* Given task:
Every line must be returned precisely as it is written.

* Dataset records:
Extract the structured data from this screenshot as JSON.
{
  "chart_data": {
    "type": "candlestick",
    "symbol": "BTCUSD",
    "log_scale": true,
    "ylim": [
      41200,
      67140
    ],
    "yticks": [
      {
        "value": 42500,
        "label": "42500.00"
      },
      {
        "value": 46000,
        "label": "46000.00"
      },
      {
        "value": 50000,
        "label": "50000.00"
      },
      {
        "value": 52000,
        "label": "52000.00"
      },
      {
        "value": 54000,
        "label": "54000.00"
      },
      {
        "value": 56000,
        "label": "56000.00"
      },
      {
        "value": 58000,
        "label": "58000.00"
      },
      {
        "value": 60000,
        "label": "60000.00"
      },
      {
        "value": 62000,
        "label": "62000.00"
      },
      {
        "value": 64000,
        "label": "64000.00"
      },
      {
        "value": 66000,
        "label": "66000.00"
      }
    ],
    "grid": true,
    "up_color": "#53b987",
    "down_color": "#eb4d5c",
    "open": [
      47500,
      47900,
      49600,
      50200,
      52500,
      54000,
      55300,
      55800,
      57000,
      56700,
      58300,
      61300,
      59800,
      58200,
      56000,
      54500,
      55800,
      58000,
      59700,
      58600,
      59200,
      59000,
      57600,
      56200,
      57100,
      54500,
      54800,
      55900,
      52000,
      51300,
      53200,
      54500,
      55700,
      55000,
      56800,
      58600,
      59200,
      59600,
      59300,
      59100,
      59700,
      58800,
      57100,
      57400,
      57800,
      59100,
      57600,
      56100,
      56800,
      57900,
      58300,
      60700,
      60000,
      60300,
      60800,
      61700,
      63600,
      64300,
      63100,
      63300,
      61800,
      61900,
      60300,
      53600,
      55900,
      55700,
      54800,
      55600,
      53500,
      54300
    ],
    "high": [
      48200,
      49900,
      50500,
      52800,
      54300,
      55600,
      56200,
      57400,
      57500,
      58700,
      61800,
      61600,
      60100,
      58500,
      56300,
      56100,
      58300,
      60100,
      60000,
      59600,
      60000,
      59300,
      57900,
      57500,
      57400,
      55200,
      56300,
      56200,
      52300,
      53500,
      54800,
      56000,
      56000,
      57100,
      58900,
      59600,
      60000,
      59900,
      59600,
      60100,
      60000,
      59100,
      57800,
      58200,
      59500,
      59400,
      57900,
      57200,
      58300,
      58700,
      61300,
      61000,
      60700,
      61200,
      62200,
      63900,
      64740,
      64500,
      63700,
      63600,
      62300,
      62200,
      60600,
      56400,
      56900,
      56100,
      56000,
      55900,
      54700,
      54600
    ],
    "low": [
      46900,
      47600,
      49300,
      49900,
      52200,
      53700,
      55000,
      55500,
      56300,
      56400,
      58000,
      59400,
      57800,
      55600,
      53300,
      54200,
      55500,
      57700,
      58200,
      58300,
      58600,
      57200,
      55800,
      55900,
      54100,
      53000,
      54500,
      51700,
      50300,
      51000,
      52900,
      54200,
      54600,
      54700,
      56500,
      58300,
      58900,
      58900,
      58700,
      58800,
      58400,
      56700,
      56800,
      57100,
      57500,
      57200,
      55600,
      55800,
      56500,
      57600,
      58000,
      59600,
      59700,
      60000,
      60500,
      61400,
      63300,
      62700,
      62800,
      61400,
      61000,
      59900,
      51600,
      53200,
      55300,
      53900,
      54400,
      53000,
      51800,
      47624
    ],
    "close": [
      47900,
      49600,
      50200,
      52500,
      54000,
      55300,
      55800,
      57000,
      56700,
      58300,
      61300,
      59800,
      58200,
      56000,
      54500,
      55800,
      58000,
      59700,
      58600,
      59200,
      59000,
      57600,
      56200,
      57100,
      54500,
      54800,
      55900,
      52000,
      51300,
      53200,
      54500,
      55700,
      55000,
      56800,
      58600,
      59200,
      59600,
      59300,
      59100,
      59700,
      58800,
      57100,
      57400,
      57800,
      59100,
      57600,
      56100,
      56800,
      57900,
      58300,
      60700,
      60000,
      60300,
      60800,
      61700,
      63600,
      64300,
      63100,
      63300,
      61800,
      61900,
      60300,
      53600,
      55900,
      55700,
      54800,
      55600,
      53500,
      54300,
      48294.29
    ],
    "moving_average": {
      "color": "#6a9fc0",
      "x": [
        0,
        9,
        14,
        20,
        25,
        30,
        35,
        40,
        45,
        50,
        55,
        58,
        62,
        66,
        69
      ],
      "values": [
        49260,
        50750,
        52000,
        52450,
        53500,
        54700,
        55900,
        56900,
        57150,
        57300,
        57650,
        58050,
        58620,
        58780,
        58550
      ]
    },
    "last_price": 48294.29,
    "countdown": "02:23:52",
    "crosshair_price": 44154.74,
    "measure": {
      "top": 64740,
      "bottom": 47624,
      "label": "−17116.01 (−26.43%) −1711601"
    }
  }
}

* Exercise answer:
Extract the structured data from this screenshot as JSON.
{
  "chart_data": {
    "type": "candlestick",
    "symbol": "BTCUSD",
    "log_scale": true,
    "ylim": [
      41200,
      67140
    ],
    "yticks": [
      {
        "value": 42500,
        "label": "42500.00"
      },
      {
        "value": 46000,
        "label": "46000.00"
      },
      {
        "value": 50000,
        "label": "50000.00"
      },
      {
        "value": 52000,
        "label": "52000.00"
      },
      {
        "value": 54000,
        "label": "54000.00"
      },
      {
        "value": 56000,
        "label": "56000.00"
      },
      {
        "value": 58000,
        "label": "58000.00"
      },
      {
        "value": 60000,
        "label": "60000.00"
      },
      {
        "value": 62000,
        "label": "62000.00"
      },
      {
        "value": 64000,
        "label": "64000.00"
      },
      {
        "value": 66000,
        "label": "66000.00"
      }
    ],
    "grid": true,
    "up_color": "#53b987",
    "down_color": "#eb4d5c",
    "open": [
      47500,
      47900,
      49600,
      50200,
      52500,
      54000,
      55300,
      55800,
      57000,
      56700,
      58300,
      61300,
      59800,
      58200,
      56000,
      54500,
      55800,
      58000,
      59700,
      58600,
      59200,
      59000,
      57600,
      56200,
      57100,
      54500,
      54800,
      55900,
      52000,
      51300,
      53200,
      54500,
      55700,
      55000,
      56800,
      58600,
      59200,
      59600,
      59300,
      59100,
      59700,
      58800,
      57100,
      57400,
      57800,
      59100,
      57600,
      56100,
      56800,
      57900,
      58300,
      60700,
      60000,
      60300,
      60800,
      61700,
      63600,
      64300,
      63100,
      63300,
      61800,
      61900,
      60300,
      53600,
      55900,
      55700,
      54800,
      55600,
      53500,
      54300
    ],
    "high": [
      48200,
      49900,
      50500,
      52800,
      54300,
      55600,
      56200,
      57400,
      57500,
      58700,
      61800,
      61600,
      60100,
      58500,
      56300,
      56100,
      58300,
      60100,
      60000,
      59600,
      60000,
      59300,
      57900,
      57500,
      57400,
      55200,
      56300,
      56200,
      52300,
      53500,
      54800,
      56000,
      56000,
      57100,
      58900,
      59600,
      60000,
      59900,
      59600,
      60100,
      60000,
      59100,
      57800,
      58200,
      59500,
      59400,
      57900,
      57200,
      58300,
      58700,
      61300,
      61000,
      60700,
      61200,
      62200,
      63900,
      64740,
      64500,
      63700,
      63600,
      62300,
      62200,
      60600,
      56400,
      56900,
      56100,
      56000,
      55900,
      54700,
      54600
    ],
    "low": [
      46900,
      47600,
      49300,
      49900,
      52200,
      53700,
      55000,
      55500,
      56300,
      56400,
      58000,
      59400,
      57800,
      55600,
      53300,
      54200,
      55500,
      57700,
      58200,
      58300,
      58600,
      57200,
      55800,
      55900,
      54100,
      53000,
      54500,
      51700,
      50300,
      51000,
      52900,
      54200,
      54600,
      54700,
      56500,
      58300,
      58900,
      58900,
      58700,
      58800,
      58400,
      56700,
      56800,
      57100,
      57500,
      57200,
      55600,
      55800,
      56500,
      57600,
      58000,
      59600,
      59700,
      60000,
      60500,
      61400,
      63300,
      62700,
      62800,
      61400,
      61000,
      59900,
      51600,
      53200,
      55300,
      53900,
      54400,
      53000,
      51800,
      47624
    ],
    "close": [
      47900,
      49600,
      50200,
      52500,
      54000,
      55300,
      55800,
      57000,
      56700,
      58300,
      61300,
      59800,
      58200,
      56000,
      54500,
      55800,
      58000,
      59700,
      58600,
      59200,
      59000,
      57600,
      56200,
      57100,
      54500,
      54800,
      55900,
      52000,
      51300,
      53200,
      54500,
      55700,
      55000,
      56800,
      58600,
      59200,
      59600,
      59300,
      59100,
      59700,
      58800,
      57100,
      57400,
      57800,
      59100,
      57600,
      56100,
      56800,
      57900,
      58300,
      60700,
      60000,
      60300,
      60800,
      61700,
      63600,
      64300,
      63100,
      63300,
      61800,
      61900,
      60300,
      53600,
      55900,
      55700,
      54800,
      55600,
      53500,
      54300,
      48294.29
    ],
    "moving_average": {
      "color": "#6a9fc0",
      "x": [
        0,
        9,
        14,
        20,
        25,
        30,
        35,
        40,
        45,
        50,
        55,
        58,
        62,
        66,
        69
      ],
      "values": [
        49260,
        50750,
        52000,
        52450,
        53500,
        54700,
        55900,
        56900,
        57150,
        57300,
        57650,
        58050,
        58620,
        58780,
        58550
      ]
    },
    "last_price": 48294.29,
    "countdown": "02:23:52",
    "crosshair_price": 44154.74,
    "measure": {
      "top": 64740,
      "bottom": 47624,
      "label": "−17116.01 (−26.43%) −1711601"
    }
  }
}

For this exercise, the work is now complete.